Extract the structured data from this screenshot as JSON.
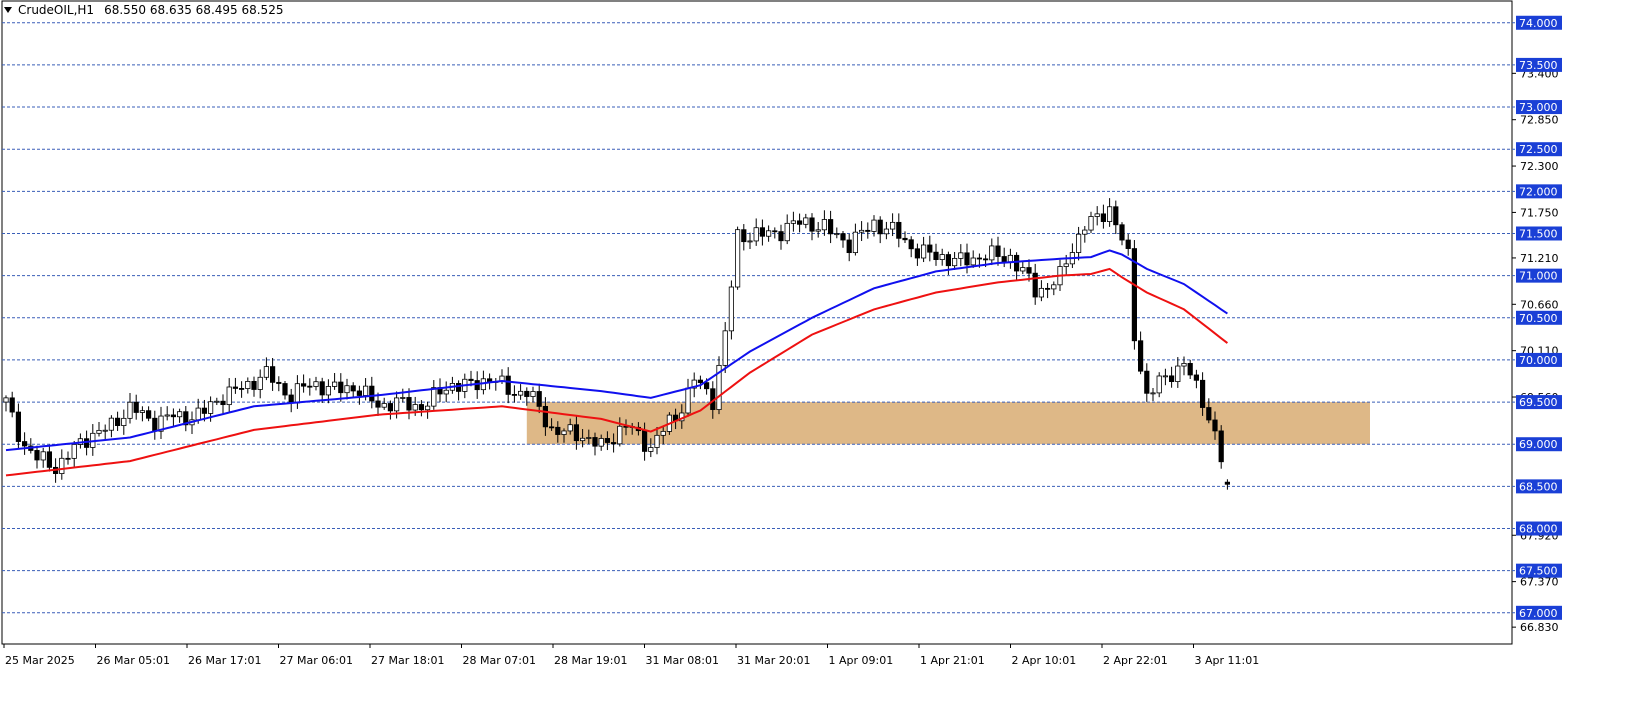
{
  "header": {
    "symbol_tf": "CrudeOIL,H1",
    "ohlc": "68.550 68.635 68.495 68.525"
  },
  "colors": {
    "background": "#ffffff",
    "grid": "#3a5fb8",
    "ema_fast": "#1010ee",
    "ema_slow": "#ee1111",
    "zone_fill": "#deb887",
    "label_bg": "#1a3fd6",
    "candle_bull": "#ffffff",
    "candle_bear": "#000000"
  },
  "chart_data": {
    "type": "candlestick",
    "ylim": [
      66.63,
      74.27
    ],
    "y_ticks": [
      "74.000",
      "73.500",
      "73.400",
      "73.000",
      "72.850",
      "72.500",
      "72.300",
      "72.000",
      "71.750",
      "71.500",
      "71.210",
      "71.000",
      "70.660",
      "70.500",
      "70.110",
      "70.000",
      "69.560",
      "69.500",
      "69.000",
      "68.500",
      "68.000",
      "67.920",
      "67.500",
      "67.370",
      "67.000",
      "66.830"
    ],
    "level_lines": [
      74.0,
      73.5,
      73.0,
      72.5,
      72.0,
      71.5,
      71.0,
      70.5,
      70.0,
      69.5,
      69.0,
      68.5,
      68.0,
      67.5,
      67.0
    ],
    "level_labels": [
      "74.000",
      "73.500",
      "73.000",
      "72.500",
      "72.000",
      "71.500",
      "71.000",
      "70.500",
      "70.000",
      "69.500",
      "69.000",
      "68.500",
      "68.000",
      "67.500",
      "67.000"
    ],
    "axis_labels": [
      "73.400",
      "72.850",
      "72.300",
      "71.750",
      "71.210",
      "70.660",
      "70.110",
      "69.560",
      "67.920",
      "67.370",
      "66.830"
    ],
    "x_labels": [
      "25 Mar 2025",
      "26 Mar 05:01",
      "26 Mar 17:01",
      "27 Mar 06:01",
      "27 Mar 18:01",
      "28 Mar 07:01",
      "28 Mar 19:01",
      "31 Mar 08:01",
      "31 Mar 20:01",
      "1 Apr 09:01",
      "1 Apr 21:01",
      "2 Apr 10:01",
      "2 Apr 22:01",
      "3 Apr 11:01"
    ],
    "zone": {
      "low": 69.0,
      "high": 69.5,
      "start_bar": 84,
      "end_bar": 220
    },
    "close_path": [
      [
        0,
        69.5
      ],
      [
        3,
        69.0
      ],
      [
        5,
        68.8
      ],
      [
        8,
        68.75
      ],
      [
        12,
        69.0
      ],
      [
        16,
        69.2
      ],
      [
        20,
        69.4
      ],
      [
        24,
        69.3
      ],
      [
        28,
        69.3
      ],
      [
        32,
        69.4
      ],
      [
        38,
        69.7
      ],
      [
        42,
        69.8
      ],
      [
        46,
        69.6
      ],
      [
        50,
        69.7
      ],
      [
        56,
        69.65
      ],
      [
        60,
        69.5
      ],
      [
        64,
        69.45
      ],
      [
        68,
        69.5
      ],
      [
        72,
        69.7
      ],
      [
        78,
        69.75
      ],
      [
        84,
        69.6
      ],
      [
        88,
        69.2
      ],
      [
        92,
        69.1
      ],
      [
        96,
        69.0
      ],
      [
        100,
        69.2
      ],
      [
        104,
        69.0
      ],
      [
        108,
        69.3
      ],
      [
        111,
        69.8
      ],
      [
        114,
        69.5
      ],
      [
        116,
        70.3
      ],
      [
        118,
        71.5
      ],
      [
        122,
        71.45
      ],
      [
        126,
        71.6
      ],
      [
        132,
        71.6
      ],
      [
        136,
        71.35
      ],
      [
        140,
        71.65
      ],
      [
        144,
        71.45
      ],
      [
        150,
        71.2
      ],
      [
        156,
        71.2
      ],
      [
        162,
        71.25
      ],
      [
        166,
        70.8
      ],
      [
        170,
        71.0
      ],
      [
        174,
        71.6
      ],
      [
        178,
        71.8
      ],
      [
        181,
        71.2
      ],
      [
        182,
        70.3
      ],
      [
        184,
        69.6
      ],
      [
        187,
        69.75
      ],
      [
        190,
        70.0
      ],
      [
        193,
        69.5
      ],
      [
        195,
        69.1
      ],
      [
        197,
        68.55
      ]
    ],
    "ema_fast": [
      [
        0,
        68.93
      ],
      [
        20,
        69.08
      ],
      [
        40,
        69.45
      ],
      [
        60,
        69.58
      ],
      [
        80,
        69.75
      ],
      [
        96,
        69.63
      ],
      [
        104,
        69.55
      ],
      [
        112,
        69.7
      ],
      [
        120,
        70.1
      ],
      [
        130,
        70.5
      ],
      [
        140,
        70.85
      ],
      [
        150,
        71.05
      ],
      [
        160,
        71.15
      ],
      [
        170,
        71.2
      ],
      [
        175,
        71.22
      ],
      [
        178,
        71.3
      ],
      [
        180,
        71.25
      ],
      [
        184,
        71.08
      ],
      [
        190,
        70.9
      ],
      [
        197,
        70.55
      ]
    ],
    "ema_slow": [
      [
        0,
        68.63
      ],
      [
        20,
        68.8
      ],
      [
        40,
        69.17
      ],
      [
        60,
        69.35
      ],
      [
        80,
        69.45
      ],
      [
        96,
        69.3
      ],
      [
        104,
        69.15
      ],
      [
        112,
        69.4
      ],
      [
        120,
        69.85
      ],
      [
        130,
        70.3
      ],
      [
        140,
        70.6
      ],
      [
        150,
        70.8
      ],
      [
        160,
        70.92
      ],
      [
        170,
        71.0
      ],
      [
        175,
        71.02
      ],
      [
        178,
        71.08
      ],
      [
        180,
        70.98
      ],
      [
        184,
        70.8
      ],
      [
        190,
        70.6
      ],
      [
        197,
        70.2
      ]
    ],
    "series": [
      {
        "name": "EMA (blue)",
        "color": "#1010ee"
      },
      {
        "name": "EMA (red)",
        "color": "#ee1111"
      }
    ]
  }
}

□ □ □

*TASK DESCRIPTION:*
Quote the data above in full, leaving out the pictures it holds.

*WRITTEN ANSWER:*
Extract the structured data from this screenshot as JSON.
{
  "header": {
    "symbol_tf": "CrudeOIL,H1",
    "ohlc": "68.550 68.635 68.495 68.525"
  },
  "colors": {
    "background": "#ffffff",
    "grid": "#3a5fb8",
    "ema_fast": "#1010ee",
    "ema_slow": "#ee1111",
    "zone_fill": "#deb887",
    "label_bg": "#1a3fd6",
    "candle_bull": "#ffffff",
    "candle_bear": "#000000"
  },
  "chart_data": {
    "type": "candlestick",
    "ylim": [
      66.63,
      74.27
    ],
    "y_ticks": [
      "74.000",
      "73.500",
      "73.400",
      "73.000",
      "72.850",
      "72.500",
      "72.300",
      "72.000",
      "71.750",
      "71.500",
      "71.210",
      "71.000",
      "70.660",
      "70.500",
      "70.110",
      "70.000",
      "69.560",
      "69.500",
      "69.000",
      "68.500",
      "68.000",
      "67.920",
      "67.500",
      "67.370",
      "67.000",
      "66.830"
    ],
    "level_lines": [
      74.0,
      73.5,
      73.0,
      72.5,
      72.0,
      71.5,
      71.0,
      70.5,
      70.0,
      69.5,
      69.0,
      68.5,
      68.0,
      67.5,
      67.0
    ],
    "level_labels": [
      "74.000",
      "73.500",
      "73.000",
      "72.500",
      "72.000",
      "71.500",
      "71.000",
      "70.500",
      "70.000",
      "69.500",
      "69.000",
      "68.500",
      "68.000",
      "67.500",
      "67.000"
    ],
    "axis_labels": [
      "73.400",
      "72.850",
      "72.300",
      "71.750",
      "71.210",
      "70.660",
      "70.110",
      "69.560",
      "67.920",
      "67.370",
      "66.830"
    ],
    "x_labels": [
      "25 Mar 2025",
      "26 Mar 05:01",
      "26 Mar 17:01",
      "27 Mar 06:01",
      "27 Mar 18:01",
      "28 Mar 07:01",
      "28 Mar 19:01",
      "31 Mar 08:01",
      "31 Mar 20:01",
      "1 Apr 09:01",
      "1 Apr 21:01",
      "2 Apr 10:01",
      "2 Apr 22:01",
      "3 Apr 11:01"
    ],
    "zone": {
      "low": 69.0,
      "high": 69.5,
      "start_bar": 84,
      "end_bar": 220
    },
    "close_path": [
      [
        0,
        69.5
      ],
      [
        3,
        69.0
      ],
      [
        5,
        68.8
      ],
      [
        8,
        68.75
      ],
      [
        12,
        69.0
      ],
      [
        16,
        69.2
      ],
      [
        20,
        69.4
      ],
      [
        24,
        69.3
      ],
      [
        28,
        69.3
      ],
      [
        32,
        69.4
      ],
      [
        38,
        69.7
      ],
      [
        42,
        69.8
      ],
      [
        46,
        69.6
      ],
      [
        50,
        69.7
      ],
      [
        56,
        69.65
      ],
      [
        60,
        69.5
      ],
      [
        64,
        69.45
      ],
      [
        68,
        69.5
      ],
      [
        72,
        69.7
      ],
      [
        78,
        69.75
      ],
      [
        84,
        69.6
      ],
      [
        88,
        69.2
      ],
      [
        92,
        69.1
      ],
      [
        96,
        69.0
      ],
      [
        100,
        69.2
      ],
      [
        104,
        69.0
      ],
      [
        108,
        69.3
      ],
      [
        111,
        69.8
      ],
      [
        114,
        69.5
      ],
      [
        116,
        70.3
      ],
      [
        118,
        71.5
      ],
      [
        122,
        71.45
      ],
      [
        126,
        71.6
      ],
      [
        132,
        71.6
      ],
      [
        136,
        71.35
      ],
      [
        140,
        71.65
      ],
      [
        144,
        71.45
      ],
      [
        150,
        71.2
      ],
      [
        156,
        71.2
      ],
      [
        162,
        71.25
      ],
      [
        166,
        70.8
      ],
      [
        170,
        71.0
      ],
      [
        174,
        71.6
      ],
      [
        178,
        71.8
      ],
      [
        181,
        71.2
      ],
      [
        182,
        70.3
      ],
      [
        184,
        69.6
      ],
      [
        187,
        69.75
      ],
      [
        190,
        70.0
      ],
      [
        193,
        69.5
      ],
      [
        195,
        69.1
      ],
      [
        197,
        68.55
      ]
    ],
    "ema_fast": [
      [
        0,
        68.93
      ],
      [
        20,
        69.08
      ],
      [
        40,
        69.45
      ],
      [
        60,
        69.58
      ],
      [
        80,
        69.75
      ],
      [
        96,
        69.63
      ],
      [
        104,
        69.55
      ],
      [
        112,
        69.7
      ],
      [
        120,
        70.1
      ],
      [
        130,
        70.5
      ],
      [
        140,
        70.85
      ],
      [
        150,
        71.05
      ],
      [
        160,
        71.15
      ],
      [
        170,
        71.2
      ],
      [
        175,
        71.22
      ],
      [
        178,
        71.3
      ],
      [
        180,
        71.25
      ],
      [
        184,
        71.08
      ],
      [
        190,
        70.9
      ],
      [
        197,
        70.55
      ]
    ],
    "ema_slow": [
      [
        0,
        68.63
      ],
      [
        20,
        68.8
      ],
      [
        40,
        69.17
      ],
      [
        60,
        69.35
      ],
      [
        80,
        69.45
      ],
      [
        96,
        69.3
      ],
      [
        104,
        69.15
      ],
      [
        112,
        69.4
      ],
      [
        120,
        69.85
      ],
      [
        130,
        70.3
      ],
      [
        140,
        70.6
      ],
      [
        150,
        70.8
      ],
      [
        160,
        70.92
      ],
      [
        170,
        71.0
      ],
      [
        175,
        71.02
      ],
      [
        178,
        71.08
      ],
      [
        180,
        70.98
      ],
      [
        184,
        70.8
      ],
      [
        190,
        70.6
      ],
      [
        197,
        70.2
      ]
    ],
    "series": [
      {
        "name": "EMA (blue)",
        "color": "#1010ee"
      },
      {
        "name": "EMA (red)",
        "color": "#ee1111"
      }
    ]
  }
}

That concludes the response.